[Collected data entries]
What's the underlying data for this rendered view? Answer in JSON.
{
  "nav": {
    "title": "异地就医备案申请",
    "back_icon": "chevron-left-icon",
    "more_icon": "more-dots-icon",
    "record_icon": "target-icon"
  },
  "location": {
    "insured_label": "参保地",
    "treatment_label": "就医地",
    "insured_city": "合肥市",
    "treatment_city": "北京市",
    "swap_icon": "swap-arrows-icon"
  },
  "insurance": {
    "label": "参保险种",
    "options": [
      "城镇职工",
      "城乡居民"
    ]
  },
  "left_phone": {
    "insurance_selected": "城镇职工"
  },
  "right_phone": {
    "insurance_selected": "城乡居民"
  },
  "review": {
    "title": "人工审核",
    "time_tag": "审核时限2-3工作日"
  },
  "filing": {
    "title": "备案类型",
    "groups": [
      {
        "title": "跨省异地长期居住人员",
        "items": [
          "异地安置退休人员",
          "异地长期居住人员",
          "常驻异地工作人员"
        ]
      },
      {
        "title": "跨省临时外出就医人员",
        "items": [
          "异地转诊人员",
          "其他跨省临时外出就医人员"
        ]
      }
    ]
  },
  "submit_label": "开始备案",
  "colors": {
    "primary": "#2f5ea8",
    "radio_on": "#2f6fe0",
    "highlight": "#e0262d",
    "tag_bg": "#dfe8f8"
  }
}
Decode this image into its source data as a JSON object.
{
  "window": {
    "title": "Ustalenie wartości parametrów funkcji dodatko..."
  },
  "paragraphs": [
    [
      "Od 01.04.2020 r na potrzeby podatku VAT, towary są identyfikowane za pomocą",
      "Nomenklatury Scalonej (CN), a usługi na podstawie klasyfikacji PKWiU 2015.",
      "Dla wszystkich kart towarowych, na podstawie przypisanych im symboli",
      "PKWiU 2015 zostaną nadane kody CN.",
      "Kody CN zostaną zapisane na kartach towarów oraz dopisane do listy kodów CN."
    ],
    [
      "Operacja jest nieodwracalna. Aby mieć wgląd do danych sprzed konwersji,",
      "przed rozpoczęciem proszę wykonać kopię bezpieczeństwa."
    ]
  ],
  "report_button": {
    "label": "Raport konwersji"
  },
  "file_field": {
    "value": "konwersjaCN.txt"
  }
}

...

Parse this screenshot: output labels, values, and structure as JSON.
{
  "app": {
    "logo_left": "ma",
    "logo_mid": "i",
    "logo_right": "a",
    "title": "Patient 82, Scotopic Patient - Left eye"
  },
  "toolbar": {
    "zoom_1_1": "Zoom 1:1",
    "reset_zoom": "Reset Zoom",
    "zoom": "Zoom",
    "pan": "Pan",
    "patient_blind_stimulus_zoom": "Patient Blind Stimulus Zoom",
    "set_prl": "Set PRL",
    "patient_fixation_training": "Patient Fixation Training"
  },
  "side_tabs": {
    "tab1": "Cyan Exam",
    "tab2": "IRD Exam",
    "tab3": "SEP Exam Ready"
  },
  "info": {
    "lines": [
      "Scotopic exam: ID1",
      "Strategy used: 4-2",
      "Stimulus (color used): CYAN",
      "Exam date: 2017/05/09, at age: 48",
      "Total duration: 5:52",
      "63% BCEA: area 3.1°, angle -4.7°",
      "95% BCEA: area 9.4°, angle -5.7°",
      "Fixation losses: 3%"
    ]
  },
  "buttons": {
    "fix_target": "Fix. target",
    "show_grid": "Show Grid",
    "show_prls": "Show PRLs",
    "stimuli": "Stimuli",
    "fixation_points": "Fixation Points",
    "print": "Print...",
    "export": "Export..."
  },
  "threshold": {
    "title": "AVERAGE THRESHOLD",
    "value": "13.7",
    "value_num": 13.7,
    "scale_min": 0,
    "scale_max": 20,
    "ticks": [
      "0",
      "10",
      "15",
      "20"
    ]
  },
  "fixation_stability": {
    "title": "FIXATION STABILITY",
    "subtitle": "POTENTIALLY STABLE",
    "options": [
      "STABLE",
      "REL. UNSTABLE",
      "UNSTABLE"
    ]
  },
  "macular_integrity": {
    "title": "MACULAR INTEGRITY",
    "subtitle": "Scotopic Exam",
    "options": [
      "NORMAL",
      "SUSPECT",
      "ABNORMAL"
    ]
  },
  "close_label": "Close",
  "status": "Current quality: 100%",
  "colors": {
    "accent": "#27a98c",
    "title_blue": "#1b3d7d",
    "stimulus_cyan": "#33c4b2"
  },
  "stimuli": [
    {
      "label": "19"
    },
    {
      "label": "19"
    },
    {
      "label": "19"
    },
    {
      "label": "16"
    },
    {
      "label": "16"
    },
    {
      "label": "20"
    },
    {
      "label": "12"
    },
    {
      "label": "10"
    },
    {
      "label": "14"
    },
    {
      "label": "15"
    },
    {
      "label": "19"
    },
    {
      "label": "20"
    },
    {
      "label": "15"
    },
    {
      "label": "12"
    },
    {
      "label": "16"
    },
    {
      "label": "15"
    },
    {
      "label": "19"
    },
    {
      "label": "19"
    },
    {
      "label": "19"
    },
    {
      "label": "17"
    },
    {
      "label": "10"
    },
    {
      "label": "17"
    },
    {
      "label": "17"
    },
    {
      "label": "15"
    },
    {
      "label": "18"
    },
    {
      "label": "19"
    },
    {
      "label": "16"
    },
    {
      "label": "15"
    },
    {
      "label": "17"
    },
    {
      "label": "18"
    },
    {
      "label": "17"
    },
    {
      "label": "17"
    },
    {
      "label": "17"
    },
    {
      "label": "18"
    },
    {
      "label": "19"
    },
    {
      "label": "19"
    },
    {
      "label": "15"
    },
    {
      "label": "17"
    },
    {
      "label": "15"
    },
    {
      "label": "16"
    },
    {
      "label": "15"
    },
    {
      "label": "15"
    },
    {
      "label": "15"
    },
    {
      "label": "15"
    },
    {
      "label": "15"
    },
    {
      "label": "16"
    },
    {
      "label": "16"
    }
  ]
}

→ **STATED GOAL**: Show all lines above holding "used".

→ **REPLY TO THE EXERCISE**:
      "Strategy used: 4-2",
      "Stimulus (color used): CYAN",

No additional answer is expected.